| PROBLEM DETAILS |
Where a line in the listing contains the string "พระสงฆ", copy that line out.

| AVAILABLE DATA |
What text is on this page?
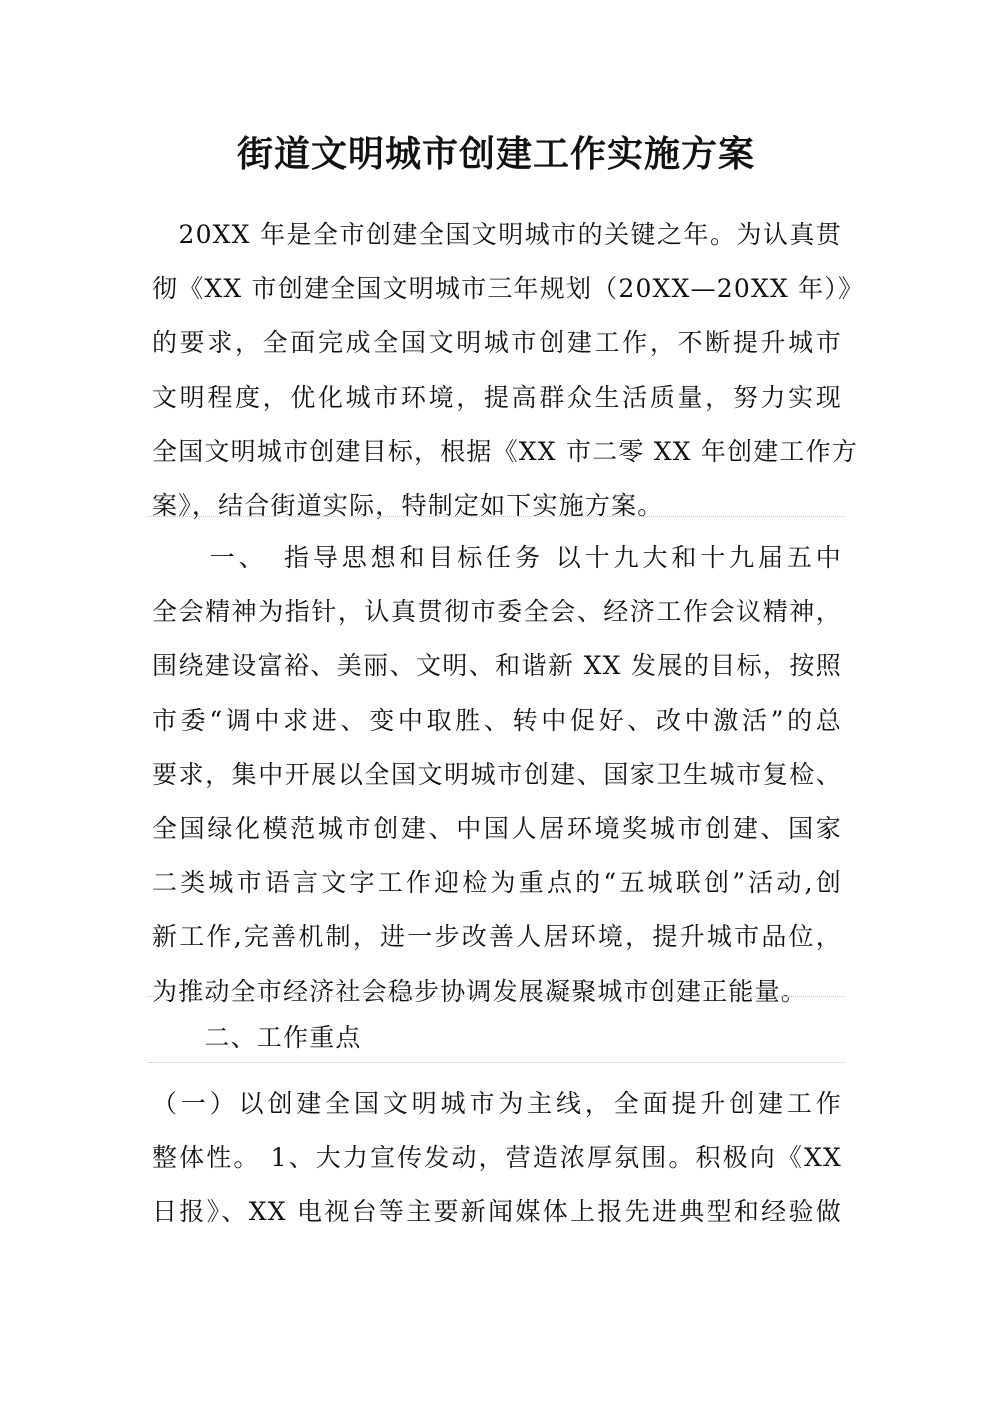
街道文明城市创建工作实施方案
　20XX 年是全市创建全国文明城市的关键之年。为认真贯
彻《XX 市创建全国文明城市三年规划（20XX—20XX 年）》
的要求，全面完成全国文明城市创建工作，不断提升城市
文明程度，优化城市环境，提高群众生活质量，努力实现
全国文明城市创建目标，根据《XX 市二零 XX 年创建工作方
案》，结合街道实际，特制定如下实施方案。
　　一、　指导思想和目标任务 以十九大和十九届五中
全会精神为指针，认真贯彻市委全会、经济工作会议精神，
围绕建设富裕、美丽、文明、和谐新 XX 发展的目标，按照
市委“调中求进、变中取胜、转中促好、改中激活”的总
要求，集中开展以全国文明城市创建、国家卫生城市复检、
全国绿化模范城市创建、中国人居环境奖城市创建、国家
二类城市语言文字工作迎检为重点的“五城联创”活动,创
新工作,完善机制，进一步改善人居环境，提升城市品位，
为推动全市经济社会稳步协调发展凝聚城市创建正能量。
　　二、工作重点
（一）以创建全国文明城市为主线，全面提升创建工作
整体性。 1、大力宣传发动，营造浓厚氛围。积极向《XX
日报》、XX 电视台等主要新闻媒体上报先进典型和经验做
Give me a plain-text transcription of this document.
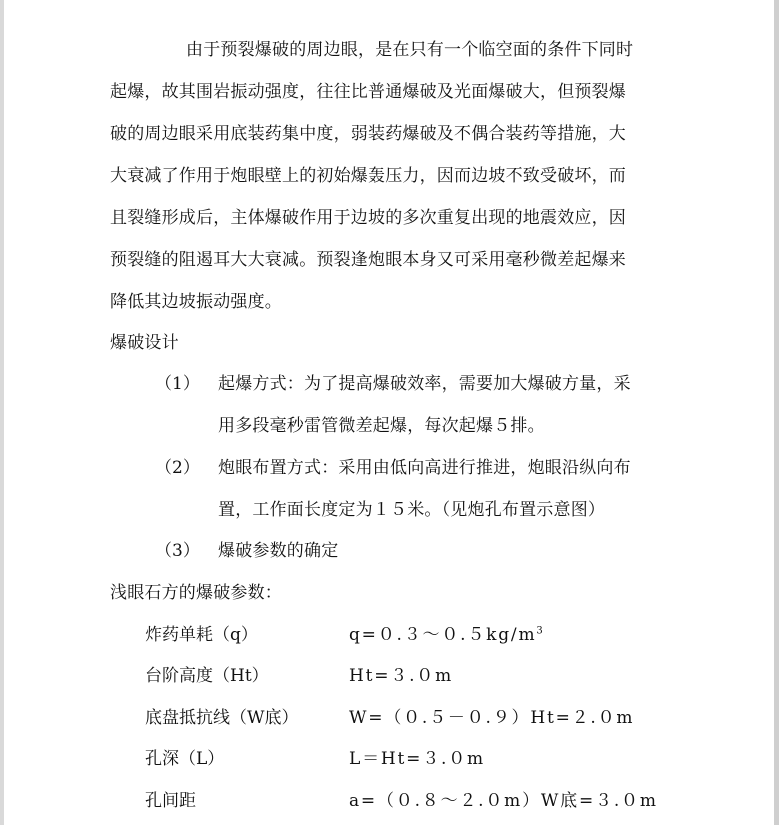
由于预裂爆破的周边眼，是在只有一个临空面的条件下同时
起爆，故其围岩振动强度，往往比普通爆破及光面爆破大，但预裂爆
破的周边眼采用底装药集中度，弱装药爆破及不偶合装药等措施，大
大衰减了作用于炮眼壁上的初始爆轰压力，因而边坡不致受破坏，而
且裂缝形成后，主体爆破作用于边坡的多次重复出现的地震效应，因
预裂缝的阻遏耳大大衰减。预裂逢炮眼本身又可采用毫秒微差起爆来
降低其边坡振动强度。
爆破设计
（1） 起爆方式：为了提高爆破效率，需要加大爆破方量，采
用多段毫秒雷管微差起爆，每次起爆５排。
（2） 炮眼布置方式：采用由低向高进行推进，炮眼沿纵向布
置，工作面长度定为１５米。（见炮孔布置示意图）
（3） 爆破参数的确定
浅眼石方的爆破参数：
炸药单耗（q）	$q=0.3\sim 0.5kg/m^3$
台阶高度（Ht）	Ht=３.０m
底盘抵抗线（W底）	W=（０.５－０.９）Ht=２.０m
孔深（L）	L＝Ht=３.０m
孔间距	a=（０.８～２.０m）W底=３.０m
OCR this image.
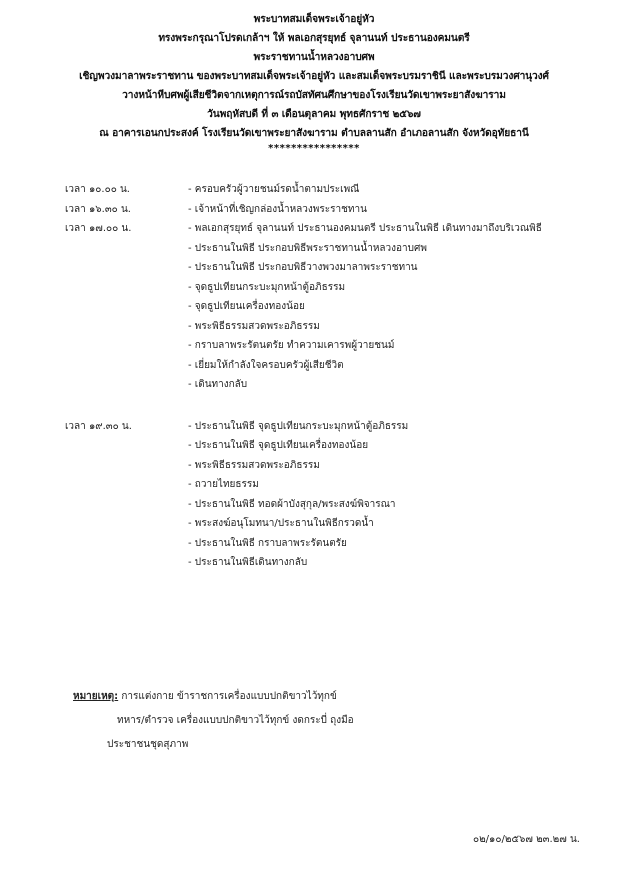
พระบาทสมเด็จพระเจ้าอยู่หัว
ทรงพระกรุณาโปรดเกล้าฯ ให้ พลเอกสุรยุทธ์ จุลานนท์ ประธานองคมนตรี
พระราชทานน้ำหลวงอาบศพ
เชิญพวงมาลาพระราชทาน ของพระบาทสมเด็จพระเจ้าอยู่หัว และสมเด็จพระบรมราชินี และพระบรมวงศานุวงศ์
วางหน้าหีบศพผู้เสียชีวิตจากเหตุการณ์รถบัสทัศนศึกษาของโรงเรียนวัดเขาพระยาสังฆาราม
วันพฤหัสบดี ที่ ๓ เดือนตุลาคม พุทธศักราช ๒๕๖๗
ณ อาคารเอนกประสงค์ โรงเรียนวัดเขาพระยาสังฆาราม ตำบลลานสัก อำเภอลานสัก จังหวัดอุทัยธานี
****************
เวลา ๑๐.๐๐ น.	- ครอบครัวผู้วายชนม์รดน้ำตามประเพณี
เวลา ๑๖.๓๐ น.	- เจ้าหน้าที่เชิญกล่องน้ำหลวงพระราชทาน
เวลา ๑๗.๐๐ น.	- พลเอกสุรยุทธ์ จุลานนท์ ประธานองคมนตรี ประธานในพิธี เดินทางมาถึงบริเวณพิธี
- ประธานในพิธี ประกอบพิธีพระราชทานน้ำหลวงอาบศพ
- ประธานในพิธี ประกอบพิธีวางพวงมาลาพระราชทาน
- จุดธูปเทียนกระบะมุกหน้าตู้อภิธรรม
- จุดธูปเทียนเครื่องทองน้อย
- พระพิธีธรรมสวดพระอภิธรรม
- กราบลาพระรัตนตรัย ทำความเคารพผู้วายชนม์
- เยี่ยมให้กำลังใจครอบครัวผู้เสียชีวิต
- เดินทางกลับ
เวลา ๑๙.๓๐ น.	- ประธานในพิธี จุดธูปเทียนกระบะมุกหน้าตู้อภิธรรม
- ประธานในพิธี จุดธูปเทียนเครื่องทองน้อย
- พระพิธีธรรมสวดพระอภิธรรม
- ถวายไทยธรรม
- ประธานในพิธี ทอดผ้าบังสุกุล/พระสงฆ์พิจารณา
- พระสงฆ์อนุโมทนา/ประธานในพิธีกรวดน้ำ
- ประธานในพิธี กราบลาพระรัตนตรัย
- ประธานในพิธีเดินทางกลับ
หมายเหตุ: การแต่งกาย ข้าราชการเครื่องแบบปกติขาวไว้ทุกข์
ทหาร/ตำรวจ เครื่องแบบปกติขาวไว้ทุกข์ งดกระบี่ ถุงมือ
ประชาชนชุดสุภาพ
๐๒/๑๐/๒๕๖๗ ๒๓.๒๗ น.
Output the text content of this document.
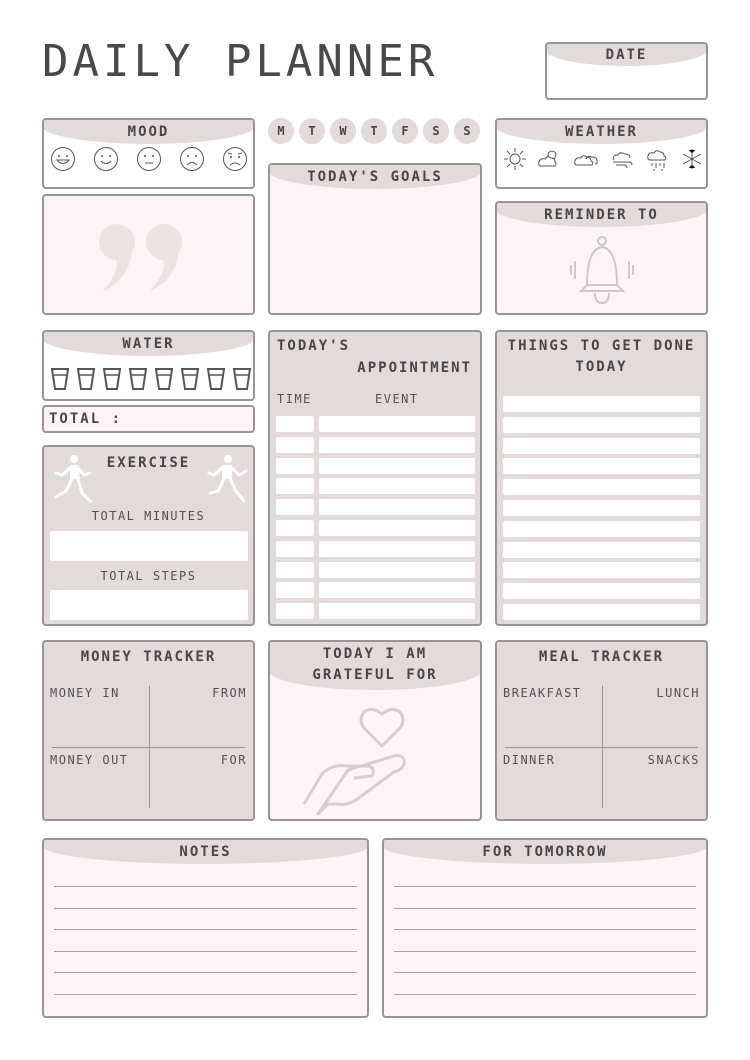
DAILY PLANNER	DATE
MOOD	M	T	W	T	F	S	S
TODAY'S GOALS
WEATHER
REMINDER TO
WATER
TOTAL :
EXERCISE
TOTAL MINUTES
TOTAL STEPS
TODAY'S
APPOINTMENT
TIME	EVENT
THINGS TO GET DONE
TODAY
MONEY TRACKER
MONEY IN	FROM
MONEY OUT	FOR
TODAY I AM
GRATEFUL FOR
MEAL TRACKER
BREAKFAST	LUNCH
DINNER	SNACKS
NOTES	FOR TOMORROW
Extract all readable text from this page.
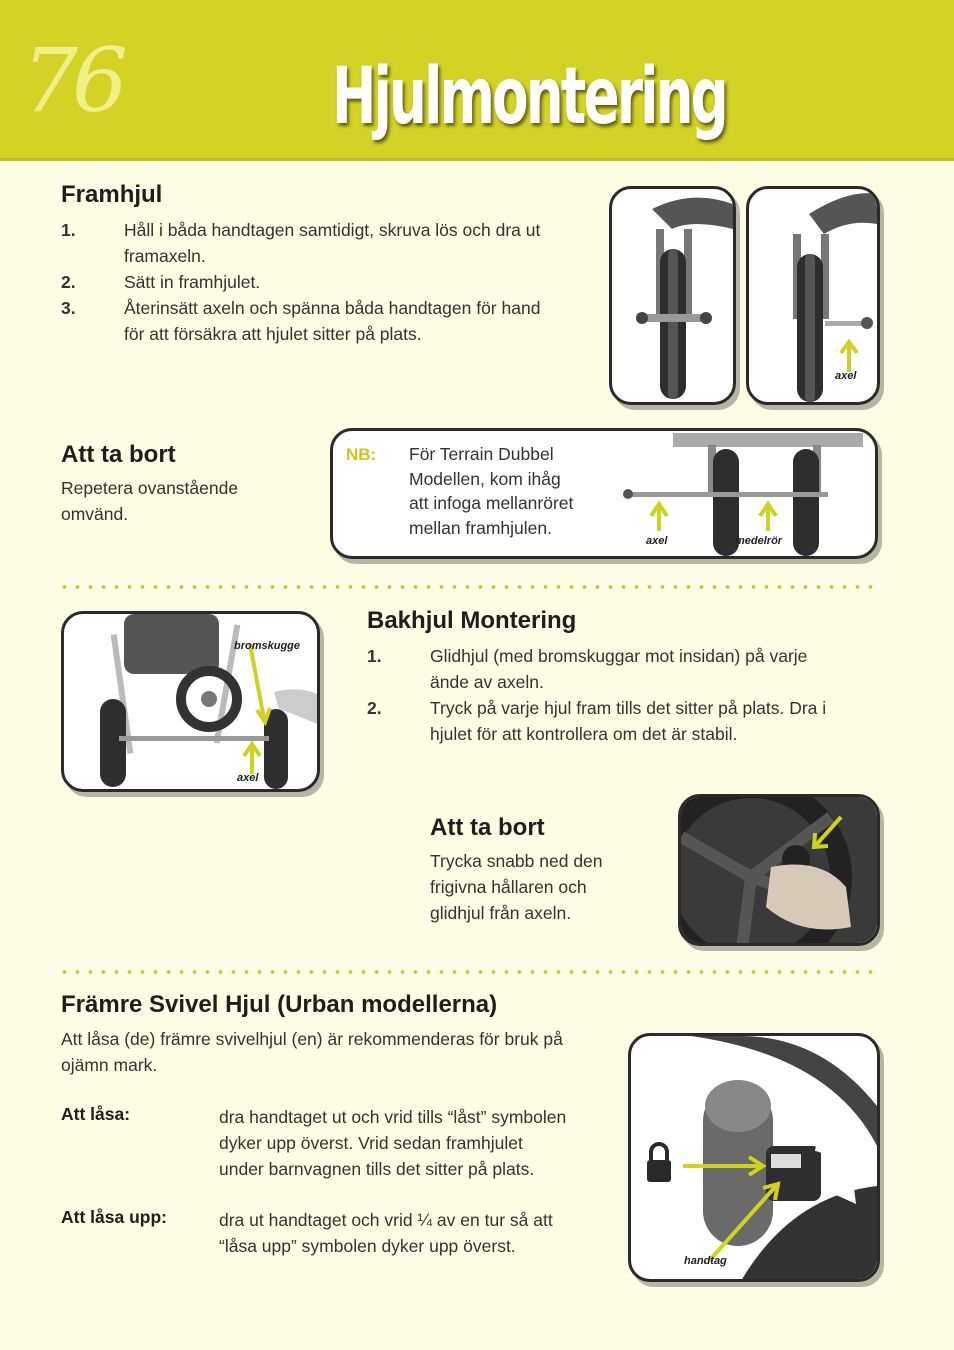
76	Hjulmontering
Framhjul
1.	Håll i båda handtagen samtidigt, skruva lös och dra ut
framaxeln.
2.	Sätt in framhjulet.
3.	Återinsätt axeln och spänna båda handtagen för hand
för att försäkra att hjulet sitter på plats.
axel
Att ta bort
Repetera ovanstående
omvänd.
NB: För Terrain Dubbel
Modellen, kom ihåg
att infoga mellanröret
mellan framhjulen.
axel	medelrör
bromskugge
axel
Bakhjul Montering
1.	Glidhjul (med bromskuggar mot insidan) på varje
ände av axeln.
2.	Tryck på varje hjul fram tills det sitter på plats. Dra i
hjulet för att kontrollera om det är stabil.
Att ta bort
Trycka snabb ned den
frigivna hållaren och
glidhjul från axeln.
Främre Svivel Hjul (Urban modellerna)
Att låsa (de) främre svivelhjul (en) är rekommenderas för bruk på
ojämn mark.
Att låsa:	dra handtaget ut och vrid tills “låst” symbolen
dyker upp överst. Vrid sedan framhjulet
under barnvagnen tills det sitter på plats.
Att låsa upp:	dra ut handtaget och vrid ¼ av en tur så att
“låsa upp” symbolen dyker upp överst.
handtag
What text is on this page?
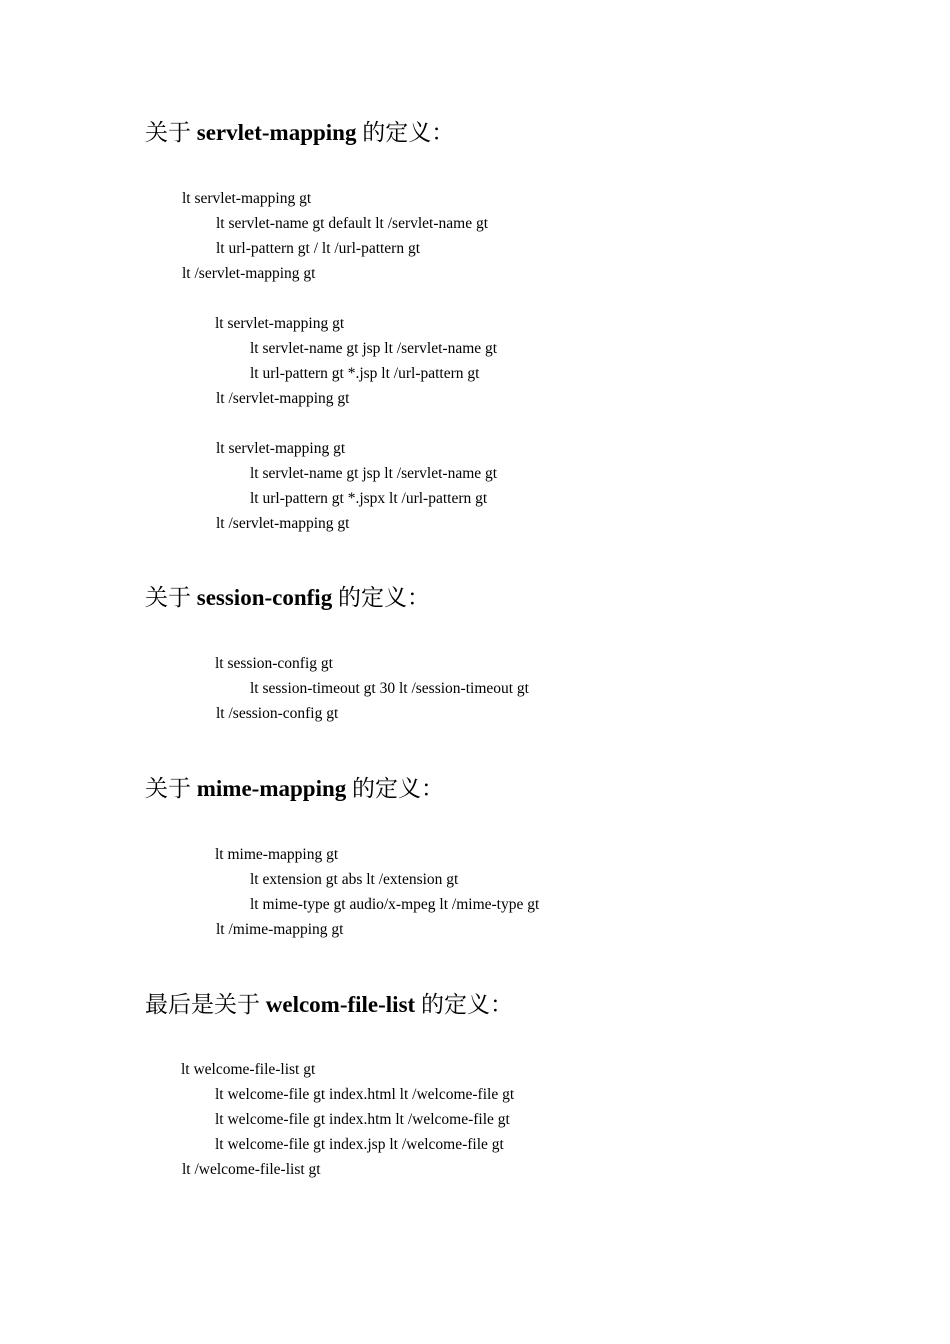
关于 servlet-mapping 的定义：
lt servlet-mapping gt
lt servlet-name gt default lt /servlet-name gt
lt url-pattern gt / lt /url-pattern gt
lt /servlet-mapping gt
lt servlet-mapping gt
lt servlet-name gt jsp lt /servlet-name gt
lt url-pattern gt *.jsp lt /url-pattern gt
lt /servlet-mapping gt
lt servlet-mapping gt
lt servlet-name gt jsp lt /servlet-name gt
lt url-pattern gt *.jspx lt /url-pattern gt
lt /servlet-mapping gt
关于 session-config 的定义：
lt session-config gt
lt session-timeout gt 30 lt /session-timeout gt
lt /session-config gt
关于 mime-mapping 的定义：
lt mime-mapping gt
lt extension gt abs lt /extension gt
lt mime-type gt audio/x-mpeg lt /mime-type gt
lt /mime-mapping gt
最后是关于 welcom-file-list 的定义：
lt welcome-file-list gt
lt welcome-file gt index.html lt /welcome-file gt
lt welcome-file gt index.htm lt /welcome-file gt
lt welcome-file gt index.jsp lt /welcome-file gt
lt /welcome-file-list gt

| REPLY TO THE TASK |
- ประธานในพิธี ทอดผ้าบังสุกุล/พระสงฆ์พิจารณา
- พระสงฆ์อนุโมทนา/ประธานในพิธีกรวดน้ำ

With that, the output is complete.